Duplicate the entries from the very first line through the line containing "organ-bottom-outline: [108, 356, 222, 382]", including both of those lines.

Collection entries
:::
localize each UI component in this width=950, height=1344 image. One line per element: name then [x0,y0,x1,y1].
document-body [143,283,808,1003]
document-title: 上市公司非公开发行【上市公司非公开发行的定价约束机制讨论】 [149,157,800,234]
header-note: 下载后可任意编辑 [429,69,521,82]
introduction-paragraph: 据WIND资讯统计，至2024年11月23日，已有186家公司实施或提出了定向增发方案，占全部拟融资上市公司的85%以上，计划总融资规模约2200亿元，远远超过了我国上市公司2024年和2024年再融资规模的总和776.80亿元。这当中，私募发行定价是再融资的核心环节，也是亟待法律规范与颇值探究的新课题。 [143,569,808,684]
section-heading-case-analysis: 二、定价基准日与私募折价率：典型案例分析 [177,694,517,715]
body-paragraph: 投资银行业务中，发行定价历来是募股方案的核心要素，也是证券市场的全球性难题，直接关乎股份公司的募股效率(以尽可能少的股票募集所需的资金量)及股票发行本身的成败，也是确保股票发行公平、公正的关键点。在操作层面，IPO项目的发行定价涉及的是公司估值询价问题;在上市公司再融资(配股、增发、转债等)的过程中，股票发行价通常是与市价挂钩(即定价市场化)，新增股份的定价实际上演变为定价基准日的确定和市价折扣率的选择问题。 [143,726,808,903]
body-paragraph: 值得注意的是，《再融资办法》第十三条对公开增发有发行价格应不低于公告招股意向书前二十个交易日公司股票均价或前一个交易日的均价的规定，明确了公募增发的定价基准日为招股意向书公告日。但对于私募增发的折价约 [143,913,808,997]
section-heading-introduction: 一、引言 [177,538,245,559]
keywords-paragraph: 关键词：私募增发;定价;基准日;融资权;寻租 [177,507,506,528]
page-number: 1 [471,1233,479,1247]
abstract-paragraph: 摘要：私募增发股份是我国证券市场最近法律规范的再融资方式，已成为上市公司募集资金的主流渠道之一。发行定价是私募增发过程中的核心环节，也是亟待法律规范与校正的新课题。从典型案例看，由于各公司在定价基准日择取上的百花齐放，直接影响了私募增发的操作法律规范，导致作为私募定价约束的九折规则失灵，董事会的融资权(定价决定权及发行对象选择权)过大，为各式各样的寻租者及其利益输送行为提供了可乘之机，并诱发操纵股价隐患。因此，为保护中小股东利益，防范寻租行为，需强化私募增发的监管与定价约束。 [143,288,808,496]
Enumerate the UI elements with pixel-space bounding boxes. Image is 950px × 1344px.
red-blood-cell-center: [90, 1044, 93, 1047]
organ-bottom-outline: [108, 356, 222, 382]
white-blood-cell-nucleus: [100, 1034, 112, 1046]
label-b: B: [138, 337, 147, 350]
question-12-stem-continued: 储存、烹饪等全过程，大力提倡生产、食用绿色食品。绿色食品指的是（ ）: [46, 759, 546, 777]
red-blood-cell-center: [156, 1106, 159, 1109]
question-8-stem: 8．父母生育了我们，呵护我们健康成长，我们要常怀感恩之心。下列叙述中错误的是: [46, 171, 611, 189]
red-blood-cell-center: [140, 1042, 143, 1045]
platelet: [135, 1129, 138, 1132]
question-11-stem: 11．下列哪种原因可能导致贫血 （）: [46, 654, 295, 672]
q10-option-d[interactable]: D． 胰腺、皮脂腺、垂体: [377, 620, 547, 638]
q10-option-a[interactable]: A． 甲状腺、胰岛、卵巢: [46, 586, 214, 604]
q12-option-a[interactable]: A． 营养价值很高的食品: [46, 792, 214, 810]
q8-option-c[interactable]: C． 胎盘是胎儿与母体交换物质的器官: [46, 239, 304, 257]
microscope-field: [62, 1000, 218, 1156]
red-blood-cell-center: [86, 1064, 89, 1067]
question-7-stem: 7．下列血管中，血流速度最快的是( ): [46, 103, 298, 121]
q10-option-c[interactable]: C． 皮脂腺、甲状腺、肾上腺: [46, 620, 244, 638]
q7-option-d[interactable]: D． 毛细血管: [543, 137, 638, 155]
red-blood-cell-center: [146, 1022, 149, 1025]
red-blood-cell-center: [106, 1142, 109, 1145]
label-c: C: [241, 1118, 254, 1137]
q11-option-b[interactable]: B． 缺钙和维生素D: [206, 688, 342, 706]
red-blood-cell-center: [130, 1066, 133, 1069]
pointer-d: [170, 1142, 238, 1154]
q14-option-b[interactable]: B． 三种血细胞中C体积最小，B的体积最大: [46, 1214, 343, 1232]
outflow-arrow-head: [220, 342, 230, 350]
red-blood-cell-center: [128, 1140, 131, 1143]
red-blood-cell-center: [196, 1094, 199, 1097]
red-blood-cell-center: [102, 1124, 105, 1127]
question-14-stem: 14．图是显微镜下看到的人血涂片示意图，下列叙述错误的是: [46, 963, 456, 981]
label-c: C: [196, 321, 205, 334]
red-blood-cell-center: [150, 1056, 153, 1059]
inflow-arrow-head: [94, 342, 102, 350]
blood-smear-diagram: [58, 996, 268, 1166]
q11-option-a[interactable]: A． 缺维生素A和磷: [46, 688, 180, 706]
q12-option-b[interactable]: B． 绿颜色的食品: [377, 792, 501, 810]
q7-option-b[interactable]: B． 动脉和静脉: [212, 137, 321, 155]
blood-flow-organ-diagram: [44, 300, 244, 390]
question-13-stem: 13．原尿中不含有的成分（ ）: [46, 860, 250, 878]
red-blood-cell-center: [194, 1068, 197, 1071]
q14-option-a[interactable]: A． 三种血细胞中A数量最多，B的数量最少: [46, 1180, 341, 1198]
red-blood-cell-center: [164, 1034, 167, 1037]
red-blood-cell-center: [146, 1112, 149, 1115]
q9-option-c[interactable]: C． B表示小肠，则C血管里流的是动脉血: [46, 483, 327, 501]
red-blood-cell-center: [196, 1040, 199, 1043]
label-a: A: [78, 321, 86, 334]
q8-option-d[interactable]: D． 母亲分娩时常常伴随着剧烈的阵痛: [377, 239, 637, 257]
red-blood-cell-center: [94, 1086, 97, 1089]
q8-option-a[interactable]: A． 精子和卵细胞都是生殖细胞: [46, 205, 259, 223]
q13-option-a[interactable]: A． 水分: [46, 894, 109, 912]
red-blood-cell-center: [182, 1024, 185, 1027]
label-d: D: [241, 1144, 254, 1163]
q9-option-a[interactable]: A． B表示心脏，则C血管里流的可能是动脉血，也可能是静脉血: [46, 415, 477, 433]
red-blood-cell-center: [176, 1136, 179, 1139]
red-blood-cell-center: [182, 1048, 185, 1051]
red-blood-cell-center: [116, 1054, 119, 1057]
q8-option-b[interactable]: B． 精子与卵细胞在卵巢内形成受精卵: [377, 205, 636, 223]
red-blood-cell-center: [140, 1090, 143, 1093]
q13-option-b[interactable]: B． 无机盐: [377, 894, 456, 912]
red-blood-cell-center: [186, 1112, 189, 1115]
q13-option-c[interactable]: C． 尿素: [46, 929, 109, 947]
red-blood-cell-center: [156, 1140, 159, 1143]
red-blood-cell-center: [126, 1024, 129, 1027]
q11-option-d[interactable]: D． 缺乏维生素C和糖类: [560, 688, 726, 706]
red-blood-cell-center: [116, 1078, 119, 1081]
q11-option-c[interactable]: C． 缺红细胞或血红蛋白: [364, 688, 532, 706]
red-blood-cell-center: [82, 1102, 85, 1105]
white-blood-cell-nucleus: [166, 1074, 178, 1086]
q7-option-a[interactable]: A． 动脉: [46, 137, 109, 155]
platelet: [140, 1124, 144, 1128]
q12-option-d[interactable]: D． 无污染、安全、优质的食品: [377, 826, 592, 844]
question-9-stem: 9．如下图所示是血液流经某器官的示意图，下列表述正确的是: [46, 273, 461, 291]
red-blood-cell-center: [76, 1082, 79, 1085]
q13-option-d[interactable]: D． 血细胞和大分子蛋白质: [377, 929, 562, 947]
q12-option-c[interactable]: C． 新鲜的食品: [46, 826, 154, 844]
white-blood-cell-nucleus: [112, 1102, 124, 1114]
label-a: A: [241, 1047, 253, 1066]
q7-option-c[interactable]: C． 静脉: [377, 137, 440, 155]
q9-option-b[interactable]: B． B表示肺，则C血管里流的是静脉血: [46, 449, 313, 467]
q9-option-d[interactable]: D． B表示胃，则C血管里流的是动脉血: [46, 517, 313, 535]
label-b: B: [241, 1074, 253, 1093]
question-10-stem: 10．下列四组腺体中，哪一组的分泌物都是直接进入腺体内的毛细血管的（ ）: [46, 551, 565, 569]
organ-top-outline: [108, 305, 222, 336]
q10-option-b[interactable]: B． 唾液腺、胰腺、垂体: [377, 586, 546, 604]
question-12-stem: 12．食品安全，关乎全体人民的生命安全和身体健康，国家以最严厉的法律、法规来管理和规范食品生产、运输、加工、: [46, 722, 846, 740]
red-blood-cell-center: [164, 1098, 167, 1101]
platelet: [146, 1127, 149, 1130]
:::
▶ **RESULT**
localize each UI component in this width=950, height=1344 image. One line per element: name then [x0,y0,x1,y1].
document-body [143,283,808,1003]
document-title: 上市公司非公开发行【上市公司非公开发行的定价约束机制讨论】 [149,157,800,234]
header-note: 下载后可任意编辑 [429,69,521,82]
introduction-paragraph: 据WIND资讯统计，至2024年11月23日，已有186家公司实施或提出了定向增发方案，占全部拟融资上市公司的85%以上，计划总融资规模约2200亿元，远远超过了我国上市公司2024年和2024年再融资规模的总和776.80亿元。这当中，私募发行定价是再融资的核心环节，也是亟待法律规范与颇值探究的新课题。 [143,569,808,684]
section-heading-case-analysis: 二、定价基准日与私募折价率：典型案例分析 [177,694,517,715]
body-paragraph: 投资银行业务中，发行定价历来是募股方案的核心要素，也是证券市场的全球性难题，直接关乎股份公司的募股效率(以尽可能少的股票募集所需的资金量)及股票发行本身的成败，也是确保股票发行公平、公正的关键点。在操作层面，IPO项目的发行定价涉及的是公司估值询价问题;在上市公司再融资(配股、增发、转债等)的过程中，股票发行价通常是与市价挂钩(即定价市场化)，新增股份的定价实际上演变为定价基准日的确定和市价折扣率的选择问题。 [143,726,808,903]
body-paragraph: 值得注意的是，《再融资办法》第十三条对公开增发有发行价格应不低于公告招股意向书前二十个交易日公司股票均价或前一个交易日的均价的规定，明确了公募增发的定价基准日为招股意向书公告日。但对于私募增发的折价约 [143,913,808,997]
section-heading-introduction: 一、引言 [177,538,245,559]
keywords-paragraph: 关键词：私募增发;定价;基准日;融资权;寻租 [177,507,506,528]
page-number: 1 [471,1233,479,1247]
abstract-paragraph: 摘要：私募增发股份是我国证券市场最近法律规范的再融资方式，已成为上市公司募集资金的主流渠道之一。发行定价是私募增发过程中的核心环节，也是亟待法律规范与校正的新课题。从典型案例看，由于各公司在定价基准日择取上的百花齐放，直接影响了私募增发的操作法律规范，导致作为私募定价约束的九折规则失灵，董事会的融资权(定价决定权及发行对象选择权)过大，为各式各样的寻租者及其利益输送行为提供了可乘之机，并诱发操纵股价隐患。因此，为保护中小股东利益，防范寻租行为，需强化私募增发的监管与定价约束。 [143,288,808,496]
Enumerate the UI elements with pixel-space bounding boxes. Image is 950px × 1344px.
red-blood-cell-center: [90, 1044, 93, 1047]
organ-bottom-outline: [108, 356, 222, 382]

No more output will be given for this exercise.